### Data for the task ###
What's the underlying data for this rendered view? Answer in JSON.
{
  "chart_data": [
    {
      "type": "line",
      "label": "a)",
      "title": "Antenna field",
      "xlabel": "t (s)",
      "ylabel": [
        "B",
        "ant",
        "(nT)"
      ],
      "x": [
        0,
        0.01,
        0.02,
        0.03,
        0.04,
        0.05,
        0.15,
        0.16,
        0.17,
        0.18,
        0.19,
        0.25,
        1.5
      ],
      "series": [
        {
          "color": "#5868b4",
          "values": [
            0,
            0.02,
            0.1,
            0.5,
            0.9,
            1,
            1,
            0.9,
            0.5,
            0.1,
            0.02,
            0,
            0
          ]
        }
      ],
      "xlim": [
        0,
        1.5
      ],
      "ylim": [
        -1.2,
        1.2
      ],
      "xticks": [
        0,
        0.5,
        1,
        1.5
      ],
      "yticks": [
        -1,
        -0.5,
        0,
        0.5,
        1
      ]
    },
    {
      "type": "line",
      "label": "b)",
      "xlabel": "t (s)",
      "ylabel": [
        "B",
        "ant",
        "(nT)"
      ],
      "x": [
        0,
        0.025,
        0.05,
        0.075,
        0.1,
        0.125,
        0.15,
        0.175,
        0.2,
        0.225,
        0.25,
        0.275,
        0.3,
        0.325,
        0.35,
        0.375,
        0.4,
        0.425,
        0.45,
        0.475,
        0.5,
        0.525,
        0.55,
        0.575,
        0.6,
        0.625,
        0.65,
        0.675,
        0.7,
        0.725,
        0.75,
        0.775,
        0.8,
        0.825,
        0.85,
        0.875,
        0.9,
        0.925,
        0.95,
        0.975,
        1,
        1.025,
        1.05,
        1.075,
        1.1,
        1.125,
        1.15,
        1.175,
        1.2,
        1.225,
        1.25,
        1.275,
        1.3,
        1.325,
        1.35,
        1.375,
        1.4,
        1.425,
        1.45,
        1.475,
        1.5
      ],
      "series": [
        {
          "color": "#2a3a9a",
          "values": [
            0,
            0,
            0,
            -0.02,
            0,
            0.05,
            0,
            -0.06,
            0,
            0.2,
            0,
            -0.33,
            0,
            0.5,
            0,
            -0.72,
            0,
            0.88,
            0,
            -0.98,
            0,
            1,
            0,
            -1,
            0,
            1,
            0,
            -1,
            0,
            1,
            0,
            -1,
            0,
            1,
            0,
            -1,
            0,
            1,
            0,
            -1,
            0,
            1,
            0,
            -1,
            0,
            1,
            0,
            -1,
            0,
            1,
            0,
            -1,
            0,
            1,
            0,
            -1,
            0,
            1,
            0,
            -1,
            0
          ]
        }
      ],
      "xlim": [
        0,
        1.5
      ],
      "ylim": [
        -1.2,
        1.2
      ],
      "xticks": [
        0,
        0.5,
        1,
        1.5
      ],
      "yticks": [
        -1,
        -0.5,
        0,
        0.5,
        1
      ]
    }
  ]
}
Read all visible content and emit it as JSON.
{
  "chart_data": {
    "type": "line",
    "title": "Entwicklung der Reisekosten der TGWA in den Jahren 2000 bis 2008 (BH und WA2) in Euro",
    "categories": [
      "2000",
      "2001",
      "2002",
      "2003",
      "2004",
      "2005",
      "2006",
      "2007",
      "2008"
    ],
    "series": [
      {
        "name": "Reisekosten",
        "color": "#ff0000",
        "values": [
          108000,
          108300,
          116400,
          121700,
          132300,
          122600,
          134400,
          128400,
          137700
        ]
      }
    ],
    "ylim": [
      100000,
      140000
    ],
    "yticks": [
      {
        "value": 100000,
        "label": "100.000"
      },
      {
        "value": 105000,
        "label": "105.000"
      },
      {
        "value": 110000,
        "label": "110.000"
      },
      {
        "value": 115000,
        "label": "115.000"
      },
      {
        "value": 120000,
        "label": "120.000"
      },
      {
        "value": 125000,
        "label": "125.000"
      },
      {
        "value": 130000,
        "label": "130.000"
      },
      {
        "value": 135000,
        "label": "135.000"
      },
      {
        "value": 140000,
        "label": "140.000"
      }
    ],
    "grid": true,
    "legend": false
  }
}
###
== Given exercise ==
For the listing above, identify each line bearing "JSON".

== Complete output ==
What's the underlying data for this rendered view? Answer in JSON.
Read all visible content and emit it as JSON.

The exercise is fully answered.